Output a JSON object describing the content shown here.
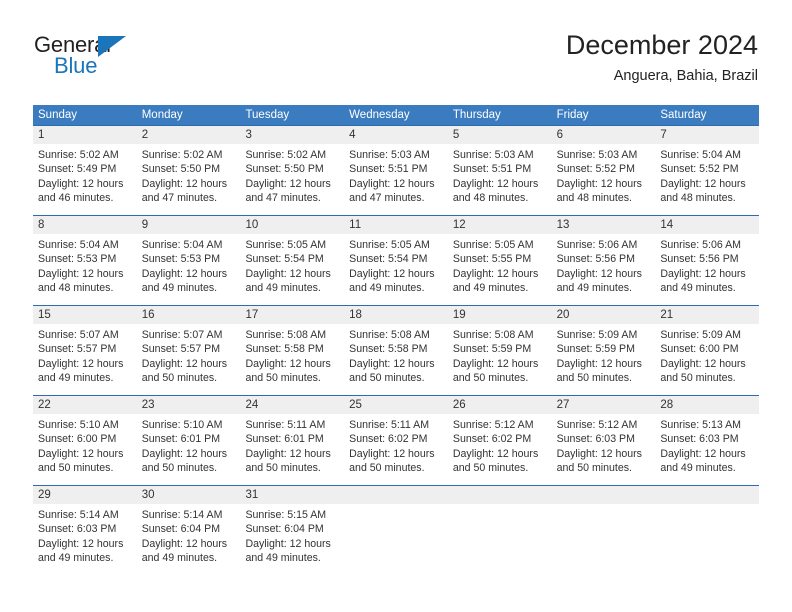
{
  "brand": {
    "name_part1": "General",
    "name_part2": "Blue",
    "triangle_color": "#1b75bb"
  },
  "header": {
    "title": "December 2024",
    "location": "Anguera, Bahia, Brazil"
  },
  "theme": {
    "header_blue": "#3b7cc0",
    "separator_blue": "#2f6cab",
    "daynum_band": "#efefef",
    "text": "#333333"
  },
  "weekdays": [
    "Sunday",
    "Monday",
    "Tuesday",
    "Wednesday",
    "Thursday",
    "Friday",
    "Saturday"
  ],
  "labels": {
    "sunrise_prefix": "Sunrise: ",
    "sunset_prefix": "Sunset: ",
    "daylight_prefix": "Daylight: "
  },
  "weeks": [
    {
      "days": [
        {
          "num": "1",
          "sunrise": "Sunrise: 5:02 AM",
          "sunset": "Sunset: 5:49 PM",
          "daylight_a": "Daylight: 12 hours",
          "daylight_b": "and 46 minutes."
        },
        {
          "num": "2",
          "sunrise": "Sunrise: 5:02 AM",
          "sunset": "Sunset: 5:50 PM",
          "daylight_a": "Daylight: 12 hours",
          "daylight_b": "and 47 minutes."
        },
        {
          "num": "3",
          "sunrise": "Sunrise: 5:02 AM",
          "sunset": "Sunset: 5:50 PM",
          "daylight_a": "Daylight: 12 hours",
          "daylight_b": "and 47 minutes."
        },
        {
          "num": "4",
          "sunrise": "Sunrise: 5:03 AM",
          "sunset": "Sunset: 5:51 PM",
          "daylight_a": "Daylight: 12 hours",
          "daylight_b": "and 47 minutes."
        },
        {
          "num": "5",
          "sunrise": "Sunrise: 5:03 AM",
          "sunset": "Sunset: 5:51 PM",
          "daylight_a": "Daylight: 12 hours",
          "daylight_b": "and 48 minutes."
        },
        {
          "num": "6",
          "sunrise": "Sunrise: 5:03 AM",
          "sunset": "Sunset: 5:52 PM",
          "daylight_a": "Daylight: 12 hours",
          "daylight_b": "and 48 minutes."
        },
        {
          "num": "7",
          "sunrise": "Sunrise: 5:04 AM",
          "sunset": "Sunset: 5:52 PM",
          "daylight_a": "Daylight: 12 hours",
          "daylight_b": "and 48 minutes."
        }
      ]
    },
    {
      "days": [
        {
          "num": "8",
          "sunrise": "Sunrise: 5:04 AM",
          "sunset": "Sunset: 5:53 PM",
          "daylight_a": "Daylight: 12 hours",
          "daylight_b": "and 48 minutes."
        },
        {
          "num": "9",
          "sunrise": "Sunrise: 5:04 AM",
          "sunset": "Sunset: 5:53 PM",
          "daylight_a": "Daylight: 12 hours",
          "daylight_b": "and 49 minutes."
        },
        {
          "num": "10",
          "sunrise": "Sunrise: 5:05 AM",
          "sunset": "Sunset: 5:54 PM",
          "daylight_a": "Daylight: 12 hours",
          "daylight_b": "and 49 minutes."
        },
        {
          "num": "11",
          "sunrise": "Sunrise: 5:05 AM",
          "sunset": "Sunset: 5:54 PM",
          "daylight_a": "Daylight: 12 hours",
          "daylight_b": "and 49 minutes."
        },
        {
          "num": "12",
          "sunrise": "Sunrise: 5:05 AM",
          "sunset": "Sunset: 5:55 PM",
          "daylight_a": "Daylight: 12 hours",
          "daylight_b": "and 49 minutes."
        },
        {
          "num": "13",
          "sunrise": "Sunrise: 5:06 AM",
          "sunset": "Sunset: 5:56 PM",
          "daylight_a": "Daylight: 12 hours",
          "daylight_b": "and 49 minutes."
        },
        {
          "num": "14",
          "sunrise": "Sunrise: 5:06 AM",
          "sunset": "Sunset: 5:56 PM",
          "daylight_a": "Daylight: 12 hours",
          "daylight_b": "and 49 minutes."
        }
      ]
    },
    {
      "days": [
        {
          "num": "15",
          "sunrise": "Sunrise: 5:07 AM",
          "sunset": "Sunset: 5:57 PM",
          "daylight_a": "Daylight: 12 hours",
          "daylight_b": "and 49 minutes."
        },
        {
          "num": "16",
          "sunrise": "Sunrise: 5:07 AM",
          "sunset": "Sunset: 5:57 PM",
          "daylight_a": "Daylight: 12 hours",
          "daylight_b": "and 50 minutes."
        },
        {
          "num": "17",
          "sunrise": "Sunrise: 5:08 AM",
          "sunset": "Sunset: 5:58 PM",
          "daylight_a": "Daylight: 12 hours",
          "daylight_b": "and 50 minutes."
        },
        {
          "num": "18",
          "sunrise": "Sunrise: 5:08 AM",
          "sunset": "Sunset: 5:58 PM",
          "daylight_a": "Daylight: 12 hours",
          "daylight_b": "and 50 minutes."
        },
        {
          "num": "19",
          "sunrise": "Sunrise: 5:08 AM",
          "sunset": "Sunset: 5:59 PM",
          "daylight_a": "Daylight: 12 hours",
          "daylight_b": "and 50 minutes."
        },
        {
          "num": "20",
          "sunrise": "Sunrise: 5:09 AM",
          "sunset": "Sunset: 5:59 PM",
          "daylight_a": "Daylight: 12 hours",
          "daylight_b": "and 50 minutes."
        },
        {
          "num": "21",
          "sunrise": "Sunrise: 5:09 AM",
          "sunset": "Sunset: 6:00 PM",
          "daylight_a": "Daylight: 12 hours",
          "daylight_b": "and 50 minutes."
        }
      ]
    },
    {
      "days": [
        {
          "num": "22",
          "sunrise": "Sunrise: 5:10 AM",
          "sunset": "Sunset: 6:00 PM",
          "daylight_a": "Daylight: 12 hours",
          "daylight_b": "and 50 minutes."
        },
        {
          "num": "23",
          "sunrise": "Sunrise: 5:10 AM",
          "sunset": "Sunset: 6:01 PM",
          "daylight_a": "Daylight: 12 hours",
          "daylight_b": "and 50 minutes."
        },
        {
          "num": "24",
          "sunrise": "Sunrise: 5:11 AM",
          "sunset": "Sunset: 6:01 PM",
          "daylight_a": "Daylight: 12 hours",
          "daylight_b": "and 50 minutes."
        },
        {
          "num": "25",
          "sunrise": "Sunrise: 5:11 AM",
          "sunset": "Sunset: 6:02 PM",
          "daylight_a": "Daylight: 12 hours",
          "daylight_b": "and 50 minutes."
        },
        {
          "num": "26",
          "sunrise": "Sunrise: 5:12 AM",
          "sunset": "Sunset: 6:02 PM",
          "daylight_a": "Daylight: 12 hours",
          "daylight_b": "and 50 minutes."
        },
        {
          "num": "27",
          "sunrise": "Sunrise: 5:12 AM",
          "sunset": "Sunset: 6:03 PM",
          "daylight_a": "Daylight: 12 hours",
          "daylight_b": "and 50 minutes."
        },
        {
          "num": "28",
          "sunrise": "Sunrise: 5:13 AM",
          "sunset": "Sunset: 6:03 PM",
          "daylight_a": "Daylight: 12 hours",
          "daylight_b": "and 49 minutes."
        }
      ]
    },
    {
      "days": [
        {
          "num": "29",
          "sunrise": "Sunrise: 5:14 AM",
          "sunset": "Sunset: 6:03 PM",
          "daylight_a": "Daylight: 12 hours",
          "daylight_b": "and 49 minutes."
        },
        {
          "num": "30",
          "sunrise": "Sunrise: 5:14 AM",
          "sunset": "Sunset: 6:04 PM",
          "daylight_a": "Daylight: 12 hours",
          "daylight_b": "and 49 minutes."
        },
        {
          "num": "31",
          "sunrise": "Sunrise: 5:15 AM",
          "sunset": "Sunset: 6:04 PM",
          "daylight_a": "Daylight: 12 hours",
          "daylight_b": "and 49 minutes."
        },
        {
          "num": "",
          "sunrise": "",
          "sunset": "",
          "daylight_a": "",
          "daylight_b": ""
        },
        {
          "num": "",
          "sunrise": "",
          "sunset": "",
          "daylight_a": "",
          "daylight_b": ""
        },
        {
          "num": "",
          "sunrise": "",
          "sunset": "",
          "daylight_a": "",
          "daylight_b": ""
        },
        {
          "num": "",
          "sunrise": "",
          "sunset": "",
          "daylight_a": "",
          "daylight_b": ""
        }
      ]
    }
  ]
}
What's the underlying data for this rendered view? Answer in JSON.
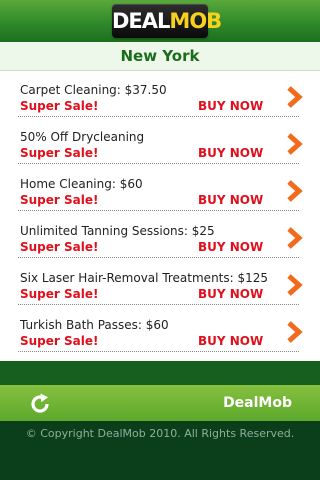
{
  "header": {
    "logo_text_a": "DEAL",
    "logo_text_b": "MOB"
  },
  "city": "New York",
  "deals": [
    {
      "title": "Carpet Cleaning: $37.50",
      "sale": "Super Sale!",
      "cta": "BUY NOW"
    },
    {
      "title": "50% Off Drycleaning",
      "sale": "Super Sale!",
      "cta": "BUY NOW"
    },
    {
      "title": "Home Cleaning: $60",
      "sale": "Super Sale!",
      "cta": "BUY NOW"
    },
    {
      "title": "Unlimited Tanning Sessions: $25",
      "sale": "Super Sale!",
      "cta": "BUY NOW"
    },
    {
      "title": "Six Laser Hair-Removal Treatments: $125",
      "sale": "Super Sale!",
      "cta": "BUY NOW"
    },
    {
      "title": "Turkish Bath Passes: $60",
      "sale": "Super Sale!",
      "cta": "BUY NOW"
    }
  ],
  "footer": {
    "brand": "DealMob",
    "copyright": "© Copyright DealMob 2010. All Rights Reserved.",
    "refresh_icon": "refresh-icon"
  },
  "colors": {
    "header_green": "#2f8a2b",
    "accent_red": "#e0101c",
    "arrow_orange": "#f26b1d",
    "footer_green": "#175f1f"
  }
}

=======

__Your objective__. Output nothing but the number of lines in the data containing the string "JSON".

__Exercise result__. 2